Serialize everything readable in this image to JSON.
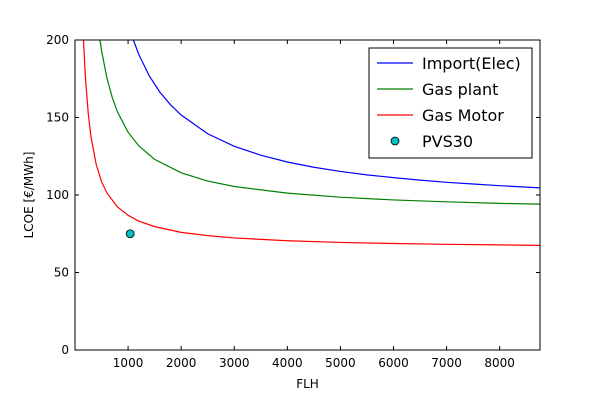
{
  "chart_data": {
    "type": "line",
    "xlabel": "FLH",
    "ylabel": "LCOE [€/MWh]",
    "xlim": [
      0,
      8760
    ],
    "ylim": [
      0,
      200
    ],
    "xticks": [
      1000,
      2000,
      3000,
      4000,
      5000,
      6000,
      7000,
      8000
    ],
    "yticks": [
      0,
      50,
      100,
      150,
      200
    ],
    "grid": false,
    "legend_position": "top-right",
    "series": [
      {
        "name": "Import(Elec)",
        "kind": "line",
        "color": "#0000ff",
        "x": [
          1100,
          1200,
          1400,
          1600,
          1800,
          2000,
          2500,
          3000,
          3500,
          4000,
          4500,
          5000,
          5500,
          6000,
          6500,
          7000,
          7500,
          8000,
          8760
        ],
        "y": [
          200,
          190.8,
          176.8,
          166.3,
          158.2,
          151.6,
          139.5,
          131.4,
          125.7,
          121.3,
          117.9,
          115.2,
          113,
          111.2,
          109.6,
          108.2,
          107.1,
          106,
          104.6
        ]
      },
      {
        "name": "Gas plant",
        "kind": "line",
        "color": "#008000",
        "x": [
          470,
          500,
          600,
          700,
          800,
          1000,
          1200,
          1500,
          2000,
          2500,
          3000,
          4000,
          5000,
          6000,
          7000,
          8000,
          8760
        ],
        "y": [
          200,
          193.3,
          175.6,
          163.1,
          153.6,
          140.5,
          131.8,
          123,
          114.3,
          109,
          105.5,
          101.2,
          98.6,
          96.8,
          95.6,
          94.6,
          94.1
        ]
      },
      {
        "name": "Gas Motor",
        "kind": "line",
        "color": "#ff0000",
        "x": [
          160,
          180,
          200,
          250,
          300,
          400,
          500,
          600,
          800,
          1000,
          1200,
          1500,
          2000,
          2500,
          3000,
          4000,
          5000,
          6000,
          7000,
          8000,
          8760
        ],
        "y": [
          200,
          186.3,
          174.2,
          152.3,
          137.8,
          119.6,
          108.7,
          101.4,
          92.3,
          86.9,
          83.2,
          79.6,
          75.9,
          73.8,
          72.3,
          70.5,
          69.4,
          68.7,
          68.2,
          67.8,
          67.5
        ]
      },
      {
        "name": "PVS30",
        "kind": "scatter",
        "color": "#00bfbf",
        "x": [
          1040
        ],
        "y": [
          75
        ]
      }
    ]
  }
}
_____
**PROBLEM DESCRIPTION:** Select every line in the material above where the string "color" occurs, and copy it.

**OUTPUT:**
        "color": "#0000ff",
        "color": "#008000",
        "color": "#ff0000",
        "color": "#00bfbf",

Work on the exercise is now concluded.